- [Job] Your task is to copy every record exactly.

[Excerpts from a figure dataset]

----

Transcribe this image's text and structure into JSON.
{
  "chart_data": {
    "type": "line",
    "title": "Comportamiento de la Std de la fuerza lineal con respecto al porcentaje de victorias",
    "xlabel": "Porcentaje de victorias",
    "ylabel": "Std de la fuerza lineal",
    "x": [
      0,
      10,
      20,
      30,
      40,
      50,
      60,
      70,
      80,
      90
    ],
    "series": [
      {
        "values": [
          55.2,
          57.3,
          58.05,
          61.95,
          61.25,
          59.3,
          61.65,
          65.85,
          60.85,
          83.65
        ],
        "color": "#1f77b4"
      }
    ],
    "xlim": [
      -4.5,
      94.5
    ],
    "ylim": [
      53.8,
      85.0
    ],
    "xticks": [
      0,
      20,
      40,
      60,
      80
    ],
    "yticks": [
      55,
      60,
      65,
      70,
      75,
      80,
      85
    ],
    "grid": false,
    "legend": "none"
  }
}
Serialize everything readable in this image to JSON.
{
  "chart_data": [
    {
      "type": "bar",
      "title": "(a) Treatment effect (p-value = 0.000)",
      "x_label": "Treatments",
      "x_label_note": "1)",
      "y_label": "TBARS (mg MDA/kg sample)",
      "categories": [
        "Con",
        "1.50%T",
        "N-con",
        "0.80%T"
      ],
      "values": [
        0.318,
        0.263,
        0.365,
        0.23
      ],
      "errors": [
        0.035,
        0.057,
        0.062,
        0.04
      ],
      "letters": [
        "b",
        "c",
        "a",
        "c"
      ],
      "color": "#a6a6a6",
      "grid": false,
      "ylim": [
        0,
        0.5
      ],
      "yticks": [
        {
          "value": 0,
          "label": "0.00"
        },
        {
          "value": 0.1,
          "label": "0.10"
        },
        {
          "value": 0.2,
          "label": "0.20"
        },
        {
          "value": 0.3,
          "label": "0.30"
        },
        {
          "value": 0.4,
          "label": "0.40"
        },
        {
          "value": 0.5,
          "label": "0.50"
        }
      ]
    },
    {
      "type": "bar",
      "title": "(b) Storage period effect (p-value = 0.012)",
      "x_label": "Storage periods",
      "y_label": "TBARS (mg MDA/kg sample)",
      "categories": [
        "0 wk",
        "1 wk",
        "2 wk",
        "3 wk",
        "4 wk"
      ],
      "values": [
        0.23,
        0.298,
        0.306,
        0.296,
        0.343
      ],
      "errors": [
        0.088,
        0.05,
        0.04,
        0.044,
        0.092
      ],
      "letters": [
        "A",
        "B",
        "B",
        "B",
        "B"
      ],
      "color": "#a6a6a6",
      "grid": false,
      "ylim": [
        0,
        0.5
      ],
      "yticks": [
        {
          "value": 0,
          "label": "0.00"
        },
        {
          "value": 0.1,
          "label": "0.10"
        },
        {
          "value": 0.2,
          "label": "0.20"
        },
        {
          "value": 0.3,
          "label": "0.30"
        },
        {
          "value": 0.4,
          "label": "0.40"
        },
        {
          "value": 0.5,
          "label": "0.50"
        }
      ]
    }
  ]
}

----

- [Exercise result]
Transcribe this image's text and structure into JSON.
{
  "chart_data": {
    "type": "line",
    "title": "Comportamiento de la Std de la fuerza lineal con respecto al porcentaje de victorias",
    "xlabel": "Porcentaje de victorias",
    "ylabel": "Std de la fuerza lineal",
    "x": [
      0,
      10,
      20,
      30,
      40,
      50,
      60,
      70,
      80,
      90
    ],
    "series": [
      {
        "values": [
          55.2,
          57.3,
          58.05,
          61.95,
          61.25,
          59.3,
          61.65,
          65.85,
          60.85,
          83.65
        ],
        "color": "#1f77b4"
      }
    ],
    "xlim": [
      -4.5,
      94.5
    ],
    "ylim": [
      53.8,
      85.0
    ],
    "xticks": [
      0,
      20,
      40,
      60,
      80
    ],
    "yticks": [
      55,
      60,
      65,
      70,
      75,
      80,
      85
    ],
    "grid": false,
    "legend": "none"
  }
}
Serialize everything readable in this image to JSON.
{
  "chart_data": [
    {
      "type": "bar",
      "title": "(a) Treatment effect (p-value = 0.000)",
      "x_label": "Treatments",
      "x_label_note": "1)",
      "y_label": "TBARS (mg MDA/kg sample)",
      "categories": [
        "Con",
        "1.50%T",
        "N-con",
        "0.80%T"
      ],
      "values": [
        0.318,
        0.263,
        0.365,
        0.23
      ],
      "errors": [
        0.035,
        0.057,
        0.062,
        0.04
      ],
      "letters": [
        "b",
        "c",
        "a",
        "c"
      ],
      "color": "#a6a6a6",
      "grid": false,
      "ylim": [
        0,
        0.5
      ],
      "yticks": [
        {
          "value": 0,
          "label": "0.00"
        },
        {
          "value": 0.1,
          "label": "0.10"
        },
        {
          "value": 0.2,
          "label": "0.20"
        },
        {
          "value": 0.3,
          "label": "0.30"
        },
        {
          "value": 0.4,
          "label": "0.40"
        },
        {
          "value": 0.5,
          "label": "0.50"
        }
      ]
    },
    {
      "type": "bar",
      "title": "(b) Storage period effect (p-value = 0.012)",
      "x_label": "Storage periods",
      "y_label": "TBARS (mg MDA/kg sample)",
      "categories": [
        "0 wk",
        "1 wk",
        "2 wk",
        "3 wk",
        "4 wk"
      ],
      "values": [
        0.23,
        0.298,
        0.306,
        0.296,
        0.343
      ],
      "errors": [
        0.088,
        0.05,
        0.04,
        0.044,
        0.092
      ],
      "letters": [
        "A",
        "B",
        "B",
        "B",
        "B"
      ],
      "color": "#a6a6a6",
      "grid": false,
      "ylim": [
        0,
        0.5
      ],
      "yticks": [
        {
          "value": 0,
          "label": "0.00"
        },
        {
          "value": 0.1,
          "label": "0.10"
        },
        {
          "value": 0.2,
          "label": "0.20"
        },
        {
          "value": 0.3,
          "label": "0.30"
        },
        {
          "value": 0.4,
          "label": "0.40"
        },
        {
          "value": 0.5,
          "label": "0.50"
        }
      ]
    }
  ]
}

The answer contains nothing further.